» **Problem**: Reproduce every line of the material below verbatim, omitting the pictures.

___ Recorded information ___

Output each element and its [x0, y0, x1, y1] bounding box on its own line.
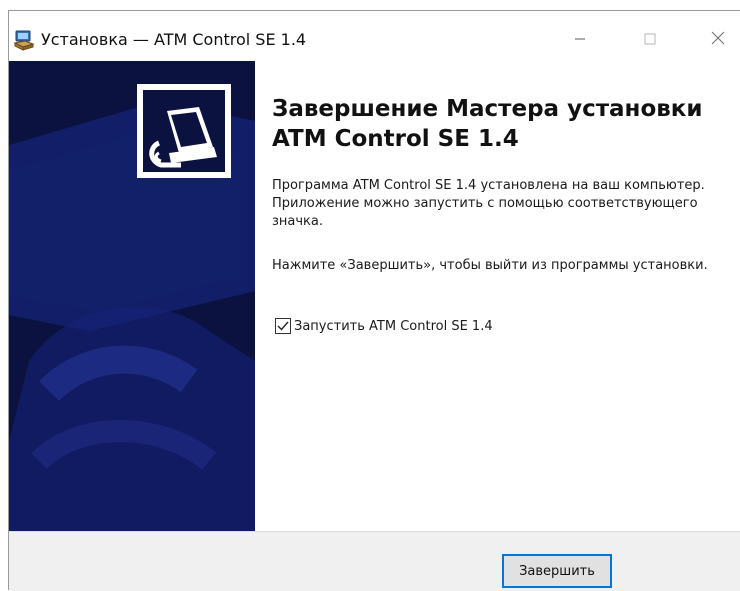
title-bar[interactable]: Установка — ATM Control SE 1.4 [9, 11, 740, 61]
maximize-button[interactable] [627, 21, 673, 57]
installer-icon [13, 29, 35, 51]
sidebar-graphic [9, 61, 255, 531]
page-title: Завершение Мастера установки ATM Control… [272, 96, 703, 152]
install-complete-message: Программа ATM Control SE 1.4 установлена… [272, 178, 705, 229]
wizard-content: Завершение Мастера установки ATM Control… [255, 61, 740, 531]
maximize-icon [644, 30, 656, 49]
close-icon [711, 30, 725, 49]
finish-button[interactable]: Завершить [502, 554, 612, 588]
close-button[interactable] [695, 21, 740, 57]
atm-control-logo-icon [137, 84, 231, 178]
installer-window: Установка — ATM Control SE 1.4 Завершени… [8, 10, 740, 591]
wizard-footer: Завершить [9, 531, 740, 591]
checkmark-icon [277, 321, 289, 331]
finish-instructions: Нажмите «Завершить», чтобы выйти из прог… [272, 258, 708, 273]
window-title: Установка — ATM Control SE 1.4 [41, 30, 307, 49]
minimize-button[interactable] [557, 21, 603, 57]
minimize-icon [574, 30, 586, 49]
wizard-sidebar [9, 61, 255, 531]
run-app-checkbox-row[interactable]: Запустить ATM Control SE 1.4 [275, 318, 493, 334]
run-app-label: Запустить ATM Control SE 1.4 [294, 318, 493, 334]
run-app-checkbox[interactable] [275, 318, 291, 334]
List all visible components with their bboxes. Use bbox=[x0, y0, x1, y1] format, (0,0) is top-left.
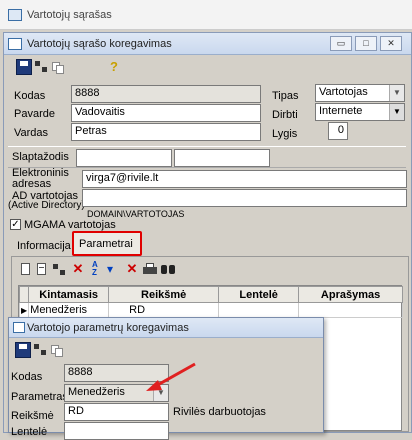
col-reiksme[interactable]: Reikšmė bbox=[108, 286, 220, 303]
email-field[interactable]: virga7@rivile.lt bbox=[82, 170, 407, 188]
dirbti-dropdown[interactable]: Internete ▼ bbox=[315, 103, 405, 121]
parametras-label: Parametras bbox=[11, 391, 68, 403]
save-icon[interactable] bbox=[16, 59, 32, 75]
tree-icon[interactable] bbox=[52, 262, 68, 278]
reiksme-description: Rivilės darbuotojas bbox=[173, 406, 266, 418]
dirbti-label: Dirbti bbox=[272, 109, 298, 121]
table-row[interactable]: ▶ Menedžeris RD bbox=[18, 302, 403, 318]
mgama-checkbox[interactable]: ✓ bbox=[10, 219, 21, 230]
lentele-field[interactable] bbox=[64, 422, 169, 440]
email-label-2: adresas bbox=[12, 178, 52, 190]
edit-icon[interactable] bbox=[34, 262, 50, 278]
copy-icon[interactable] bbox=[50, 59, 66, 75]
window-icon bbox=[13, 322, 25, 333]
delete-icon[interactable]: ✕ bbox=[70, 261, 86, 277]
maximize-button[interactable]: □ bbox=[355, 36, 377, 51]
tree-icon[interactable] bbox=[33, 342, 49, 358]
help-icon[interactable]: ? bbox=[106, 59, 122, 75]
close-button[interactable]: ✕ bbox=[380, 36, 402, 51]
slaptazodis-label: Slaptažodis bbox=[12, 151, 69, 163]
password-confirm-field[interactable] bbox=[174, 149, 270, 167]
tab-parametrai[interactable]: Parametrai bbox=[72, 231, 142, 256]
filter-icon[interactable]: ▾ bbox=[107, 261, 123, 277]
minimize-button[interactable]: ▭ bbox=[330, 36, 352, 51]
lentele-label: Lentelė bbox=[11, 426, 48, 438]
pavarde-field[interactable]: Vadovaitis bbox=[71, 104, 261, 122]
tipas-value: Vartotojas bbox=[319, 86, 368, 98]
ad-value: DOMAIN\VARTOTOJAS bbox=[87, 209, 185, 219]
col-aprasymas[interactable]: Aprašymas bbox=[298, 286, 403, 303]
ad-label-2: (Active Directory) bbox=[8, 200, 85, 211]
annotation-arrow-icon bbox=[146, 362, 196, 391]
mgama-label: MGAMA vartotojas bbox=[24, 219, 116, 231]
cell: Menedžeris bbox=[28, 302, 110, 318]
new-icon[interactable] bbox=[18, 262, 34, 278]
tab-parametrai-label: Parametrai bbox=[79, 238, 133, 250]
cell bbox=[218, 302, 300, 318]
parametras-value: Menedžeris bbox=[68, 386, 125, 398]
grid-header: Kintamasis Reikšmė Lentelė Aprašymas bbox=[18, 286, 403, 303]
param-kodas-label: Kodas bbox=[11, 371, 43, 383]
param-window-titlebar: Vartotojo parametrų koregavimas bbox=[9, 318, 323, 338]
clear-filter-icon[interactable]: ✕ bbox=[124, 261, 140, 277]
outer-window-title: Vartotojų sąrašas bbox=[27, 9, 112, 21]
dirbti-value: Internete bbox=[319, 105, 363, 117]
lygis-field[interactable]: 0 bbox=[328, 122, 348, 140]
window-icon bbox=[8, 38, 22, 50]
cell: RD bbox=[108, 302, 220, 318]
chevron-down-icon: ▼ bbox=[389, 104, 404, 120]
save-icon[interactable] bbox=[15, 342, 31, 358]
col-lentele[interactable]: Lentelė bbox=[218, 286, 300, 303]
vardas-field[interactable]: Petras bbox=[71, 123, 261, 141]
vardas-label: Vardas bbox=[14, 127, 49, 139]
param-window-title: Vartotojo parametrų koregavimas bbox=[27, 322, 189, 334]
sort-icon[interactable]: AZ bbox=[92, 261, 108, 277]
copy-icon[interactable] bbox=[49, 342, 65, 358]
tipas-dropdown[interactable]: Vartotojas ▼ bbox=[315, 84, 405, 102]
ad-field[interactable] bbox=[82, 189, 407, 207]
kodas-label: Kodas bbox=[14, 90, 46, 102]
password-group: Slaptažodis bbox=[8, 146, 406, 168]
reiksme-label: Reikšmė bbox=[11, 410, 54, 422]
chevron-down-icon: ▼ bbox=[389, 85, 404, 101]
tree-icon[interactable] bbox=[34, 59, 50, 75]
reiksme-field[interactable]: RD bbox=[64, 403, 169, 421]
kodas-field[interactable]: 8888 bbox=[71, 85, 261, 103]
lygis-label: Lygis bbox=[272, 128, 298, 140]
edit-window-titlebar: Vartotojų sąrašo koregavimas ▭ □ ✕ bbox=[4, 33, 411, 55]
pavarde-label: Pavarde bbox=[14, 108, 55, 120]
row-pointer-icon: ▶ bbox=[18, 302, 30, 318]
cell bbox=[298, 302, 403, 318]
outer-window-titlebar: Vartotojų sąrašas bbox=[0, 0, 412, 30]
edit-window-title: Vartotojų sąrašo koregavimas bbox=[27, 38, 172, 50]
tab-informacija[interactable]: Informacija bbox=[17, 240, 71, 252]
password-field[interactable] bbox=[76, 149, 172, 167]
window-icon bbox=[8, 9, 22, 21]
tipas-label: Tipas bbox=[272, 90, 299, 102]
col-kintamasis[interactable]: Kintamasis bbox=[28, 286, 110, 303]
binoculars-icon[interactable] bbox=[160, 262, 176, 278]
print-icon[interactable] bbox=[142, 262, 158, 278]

___

» **Exercise output**:
Output each element and its [x0, y0, x1, y1] bounding box on its own line.
title-bar[interactable]: Установка — ATM Control SE 1.4 [9, 11, 740, 61]
maximize-button[interactable] [627, 21, 673, 57]
installer-icon [13, 29, 35, 51]
sidebar-graphic [9, 61, 255, 531]
page-title: Завершение Мастера установки ATM Control… [272, 96, 703, 152]
install-complete-message: Программа ATM Control SE 1.4 установлена… [272, 178, 705, 229]
wizard-content: Завершение Мастера установки ATM Control… [255, 61, 740, 531]
maximize-icon [644, 30, 656, 49]
close-icon [711, 30, 725, 49]
finish-button[interactable]: Завершить [502, 554, 612, 588]
close-button[interactable] [695, 21, 740, 57]
atm-control-logo-icon [137, 84, 231, 178]
installer-window: Установка — ATM Control SE 1.4 Завершени… [8, 10, 740, 591]
wizard-footer: Завершить [9, 531, 740, 591]
checkmark-icon [277, 321, 289, 331]
finish-instructions: Нажмите «Завершить», чтобы выйти из прог… [272, 258, 708, 273]
window-title: Установка — ATM Control SE 1.4 [41, 30, 307, 49]
minimize-button[interactable] [557, 21, 603, 57]
minimize-icon [574, 30, 586, 49]
wizard-sidebar [9, 61, 255, 531]
run-app-checkbox-row[interactable]: Запустить ATM Control SE 1.4 [275, 318, 493, 334]
run-app-label: Запустить ATM Control SE 1.4 [294, 318, 493, 334]
run-app-checkbox[interactable] [275, 318, 291, 334]
List all visible components with their bboxes. Use bbox=[x0, y0, x1, y1] format, (0,0) is top-left.
col-reiksme[interactable]: Reikšmė bbox=[108, 286, 220, 303]
email-field[interactable]: virga7@rivile.lt bbox=[82, 170, 407, 188]
dirbti-dropdown[interactable]: Internete ▼ bbox=[315, 103, 405, 121]
parametras-label: Parametras bbox=[11, 391, 68, 403]
save-icon[interactable] bbox=[16, 59, 32, 75]
tree-icon[interactable] bbox=[52, 262, 68, 278]
reiksme-description: Rivilės darbuotojas bbox=[173, 406, 266, 418]
dirbti-label: Dirbti bbox=[272, 109, 298, 121]
table-row[interactable]: ▶ Menedžeris RD bbox=[18, 302, 403, 318]
mgama-checkbox[interactable]: ✓ bbox=[10, 219, 21, 230]
lentele-field[interactable] bbox=[64, 422, 169, 440]
email-label-2: adresas bbox=[12, 178, 52, 190]
edit-icon[interactable] bbox=[34, 262, 50, 278]
copy-icon[interactable] bbox=[50, 59, 66, 75]
window-icon bbox=[13, 322, 25, 333]
delete-icon[interactable]: ✕ bbox=[70, 261, 86, 277]
maximize-button[interactable]: □ bbox=[355, 36, 377, 51]
tree-icon[interactable] bbox=[33, 342, 49, 358]
help-icon[interactable]: ? bbox=[106, 59, 122, 75]
close-button[interactable]: ✕ bbox=[380, 36, 402, 51]
slaptazodis-label: Slaptažodis bbox=[12, 151, 69, 163]
password-confirm-field[interactable] bbox=[174, 149, 270, 167]
tab-parametrai[interactable]: Parametrai bbox=[72, 231, 142, 256]
filter-icon[interactable]: ▾ bbox=[107, 261, 123, 277]
minimize-button[interactable]: ▭ bbox=[330, 36, 352, 51]
lentele-label: Lentelė bbox=[11, 426, 48, 438]
pavarde-field[interactable]: Vadovaitis bbox=[71, 104, 261, 122]
tipas-value: Vartotojas bbox=[319, 86, 368, 98]
ad-value: DOMAIN\VARTOTOJAS bbox=[87, 209, 185, 219]
col-aprasymas[interactable]: Aprašymas bbox=[298, 286, 403, 303]
ad-label-2: (Active Directory) bbox=[8, 200, 85, 211]
annotation-arrow-icon bbox=[146, 362, 196, 391]
mgama-label: MGAMA vartotojas bbox=[24, 219, 116, 231]
cell: Menedžeris bbox=[28, 302, 110, 318]
new-icon[interactable] bbox=[18, 262, 34, 278]
tab-parametrai-label: Parametrai bbox=[79, 238, 133, 250]
cell bbox=[218, 302, 300, 318]
parametras-value: Menedžeris bbox=[68, 386, 125, 398]
grid-header: Kintamasis Reikšmė Lentelė Aprašymas bbox=[18, 286, 403, 303]
param-kodas-label: Kodas bbox=[11, 371, 43, 383]
param-window-titlebar: Vartotojo parametrų koregavimas bbox=[9, 318, 323, 338]
clear-filter-icon[interactable]: ✕ bbox=[124, 261, 140, 277]
outer-window-title: Vartotojų sąrašas bbox=[27, 9, 112, 21]
dirbti-value: Internete bbox=[319, 105, 363, 117]
lygis-field[interactable]: 0 bbox=[328, 122, 348, 140]
window-icon bbox=[8, 38, 22, 50]
cell: RD bbox=[108, 302, 220, 318]
chevron-down-icon: ▼ bbox=[389, 104, 404, 120]
save-icon[interactable] bbox=[15, 342, 31, 358]
col-lentele[interactable]: Lentelė bbox=[218, 286, 300, 303]
vardas-field[interactable]: Petras bbox=[71, 123, 261, 141]
vardas-label: Vardas bbox=[14, 127, 49, 139]
param-window-title: Vartotojo parametrų koregavimas bbox=[27, 322, 189, 334]
sort-icon[interactable]: AZ bbox=[92, 261, 108, 277]
copy-icon[interactable] bbox=[49, 342, 65, 358]
tipas-dropdown[interactable]: Vartotojas ▼ bbox=[315, 84, 405, 102]
ad-field[interactable] bbox=[82, 189, 407, 207]
kodas-label: Kodas bbox=[14, 90, 46, 102]
password-group: Slaptažodis bbox=[8, 146, 406, 168]
reiksme-label: Reikšmė bbox=[11, 410, 54, 422]
chevron-down-icon: ▼ bbox=[389, 85, 404, 101]
tree-icon[interactable] bbox=[34, 59, 50, 75]
reiksme-field[interactable]: RD bbox=[64, 403, 169, 421]
kodas-field[interactable]: 8888 bbox=[71, 85, 261, 103]
lygis-label: Lygis bbox=[272, 128, 298, 140]
edit-window-titlebar: Vartotojų sąrašo koregavimas ▭ □ ✕ bbox=[4, 33, 411, 55]
pavarde-label: Pavarde bbox=[14, 108, 55, 120]
row-pointer-icon: ▶ bbox=[18, 302, 30, 318]
cell bbox=[298, 302, 403, 318]
outer-window-titlebar: Vartotojų sąrašas bbox=[0, 0, 412, 30]
edit-window-title: Vartotojų sąrašo koregavimas bbox=[27, 38, 172, 50]
tab-informacija[interactable]: Informacija bbox=[17, 240, 71, 252]
password-field[interactable] bbox=[76, 149, 172, 167]
window-icon bbox=[8, 9, 22, 21]
tipas-label: Tipas bbox=[272, 90, 299, 102]
col-kintamasis[interactable]: Kintamasis bbox=[28, 286, 110, 303]
binoculars-icon[interactable] bbox=[160, 262, 176, 278]
print-icon[interactable] bbox=[142, 262, 158, 278]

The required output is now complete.